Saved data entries
________________________

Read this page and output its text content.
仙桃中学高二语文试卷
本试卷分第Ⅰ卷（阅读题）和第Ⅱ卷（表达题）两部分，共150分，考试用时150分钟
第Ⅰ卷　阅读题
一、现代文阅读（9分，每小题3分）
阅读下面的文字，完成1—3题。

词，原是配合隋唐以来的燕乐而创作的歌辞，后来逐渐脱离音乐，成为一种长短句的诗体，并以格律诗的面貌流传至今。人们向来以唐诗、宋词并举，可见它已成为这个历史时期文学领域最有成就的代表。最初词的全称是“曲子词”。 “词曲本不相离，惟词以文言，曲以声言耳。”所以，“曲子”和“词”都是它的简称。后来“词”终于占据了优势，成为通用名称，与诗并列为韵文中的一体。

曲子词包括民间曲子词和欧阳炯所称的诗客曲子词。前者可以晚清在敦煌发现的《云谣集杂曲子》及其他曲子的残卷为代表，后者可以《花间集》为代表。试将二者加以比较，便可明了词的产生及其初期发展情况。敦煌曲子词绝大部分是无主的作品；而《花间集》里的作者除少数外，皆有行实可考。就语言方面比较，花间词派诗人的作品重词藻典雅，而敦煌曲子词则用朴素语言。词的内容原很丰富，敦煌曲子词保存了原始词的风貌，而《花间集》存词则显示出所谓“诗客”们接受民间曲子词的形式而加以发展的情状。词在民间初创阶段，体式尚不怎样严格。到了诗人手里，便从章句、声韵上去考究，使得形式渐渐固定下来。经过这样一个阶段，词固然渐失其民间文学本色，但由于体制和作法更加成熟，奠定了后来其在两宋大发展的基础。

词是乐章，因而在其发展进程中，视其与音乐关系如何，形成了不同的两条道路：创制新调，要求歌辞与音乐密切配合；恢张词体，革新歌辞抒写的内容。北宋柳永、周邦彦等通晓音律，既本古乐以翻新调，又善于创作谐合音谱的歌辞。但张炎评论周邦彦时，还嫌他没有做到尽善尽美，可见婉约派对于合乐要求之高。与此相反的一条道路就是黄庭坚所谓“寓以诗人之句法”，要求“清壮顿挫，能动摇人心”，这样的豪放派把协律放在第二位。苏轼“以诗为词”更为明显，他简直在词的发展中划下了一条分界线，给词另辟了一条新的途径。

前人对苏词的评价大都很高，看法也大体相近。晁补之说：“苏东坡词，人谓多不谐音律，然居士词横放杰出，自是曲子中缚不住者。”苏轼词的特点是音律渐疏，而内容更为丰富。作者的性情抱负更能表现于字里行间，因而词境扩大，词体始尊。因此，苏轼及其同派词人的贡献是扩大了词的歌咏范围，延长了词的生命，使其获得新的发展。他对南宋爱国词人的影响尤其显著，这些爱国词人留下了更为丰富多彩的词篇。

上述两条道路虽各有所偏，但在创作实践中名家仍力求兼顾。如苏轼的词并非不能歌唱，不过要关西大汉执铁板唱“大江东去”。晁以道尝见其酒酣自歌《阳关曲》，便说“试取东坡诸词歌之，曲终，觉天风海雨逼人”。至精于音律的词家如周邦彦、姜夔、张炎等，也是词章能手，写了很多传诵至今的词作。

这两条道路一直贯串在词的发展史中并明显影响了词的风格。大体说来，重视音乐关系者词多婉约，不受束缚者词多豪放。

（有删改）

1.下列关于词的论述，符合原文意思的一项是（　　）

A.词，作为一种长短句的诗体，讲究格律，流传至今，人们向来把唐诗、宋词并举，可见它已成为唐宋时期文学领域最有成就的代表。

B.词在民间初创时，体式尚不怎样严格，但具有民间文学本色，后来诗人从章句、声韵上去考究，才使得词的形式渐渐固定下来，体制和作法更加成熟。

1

________________________

> **To do**: Repeat all the entries word for word.

> **Response to the exercise**:
Read this page and output its text content.
仙桃中学高二语文试卷
本试卷分第Ⅰ卷（阅读题）和第Ⅱ卷（表达题）两部分，共150分，考试用时150分钟
第Ⅰ卷　阅读题
一、现代文阅读（9分，每小题3分）
阅读下面的文字，完成1—3题。

词，原是配合隋唐以来的燕乐而创作的歌辞，后来逐渐脱离音乐，成为一种长短句的诗体，并以格律诗的面貌流传至今。人们向来以唐诗、宋词并举，可见它已成为这个历史时期文学领域最有成就的代表。最初词的全称是“曲子词”。 “词曲本不相离，惟词以文言，曲以声言耳。”所以，“曲子”和“词”都是它的简称。后来“词”终于占据了优势，成为通用名称，与诗并列为韵文中的一体。

曲子词包括民间曲子词和欧阳炯所称的诗客曲子词。前者可以晚清在敦煌发现的《云谣集杂曲子》及其他曲子的残卷为代表，后者可以《花间集》为代表。试将二者加以比较，便可明了词的产生及其初期发展情况。敦煌曲子词绝大部分是无主的作品；而《花间集》里的作者除少数外，皆有行实可考。就语言方面比较，花间词派诗人的作品重词藻典雅，而敦煌曲子词则用朴素语言。词的内容原很丰富，敦煌曲子词保存了原始词的风貌，而《花间集》存词则显示出所谓“诗客”们接受民间曲子词的形式而加以发展的情状。词在民间初创阶段，体式尚不怎样严格。到了诗人手里，便从章句、声韵上去考究，使得形式渐渐固定下来。经过这样一个阶段，词固然渐失其民间文学本色，但由于体制和作法更加成熟，奠定了后来其在两宋大发展的基础。

词是乐章，因而在其发展进程中，视其与音乐关系如何，形成了不同的两条道路：创制新调，要求歌辞与音乐密切配合；恢张词体，革新歌辞抒写的内容。北宋柳永、周邦彦等通晓音律，既本古乐以翻新调，又善于创作谐合音谱的歌辞。但张炎评论周邦彦时，还嫌他没有做到尽善尽美，可见婉约派对于合乐要求之高。与此相反的一条道路就是黄庭坚所谓“寓以诗人之句法”，要求“清壮顿挫，能动摇人心”，这样的豪放派把协律放在第二位。苏轼“以诗为词”更为明显，他简直在词的发展中划下了一条分界线，给词另辟了一条新的途径。

前人对苏词的评价大都很高，看法也大体相近。晁补之说：“苏东坡词，人谓多不谐音律，然居士词横放杰出，自是曲子中缚不住者。”苏轼词的特点是音律渐疏，而内容更为丰富。作者的性情抱负更能表现于字里行间，因而词境扩大，词体始尊。因此，苏轼及其同派词人的贡献是扩大了词的歌咏范围，延长了词的生命，使其获得新的发展。他对南宋爱国词人的影响尤其显著，这些爱国词人留下了更为丰富多彩的词篇。

上述两条道路虽各有所偏，但在创作实践中名家仍力求兼顾。如苏轼的词并非不能歌唱，不过要关西大汉执铁板唱“大江东去”。晁以道尝见其酒酣自歌《阳关曲》，便说“试取东坡诸词歌之，曲终，觉天风海雨逼人”。至精于音律的词家如周邦彦、姜夔、张炎等，也是词章能手，写了很多传诵至今的词作。

这两条道路一直贯串在词的发展史中并明显影响了词的风格。大体说来，重视音乐关系者词多婉约，不受束缚者词多豪放。

（有删改）

1.下列关于词的论述，符合原文意思的一项是（　　）

A.词，作为一种长短句的诗体，讲究格律，流传至今，人们向来把唐诗、宋词并举，可见它已成为唐宋时期文学领域最有成就的代表。

B.词在民间初创时，体式尚不怎样严格，但具有民间文学本色，后来诗人从章句、声韵上去考究，才使得词的形式渐渐固定下来，体制和作法更加成熟。

1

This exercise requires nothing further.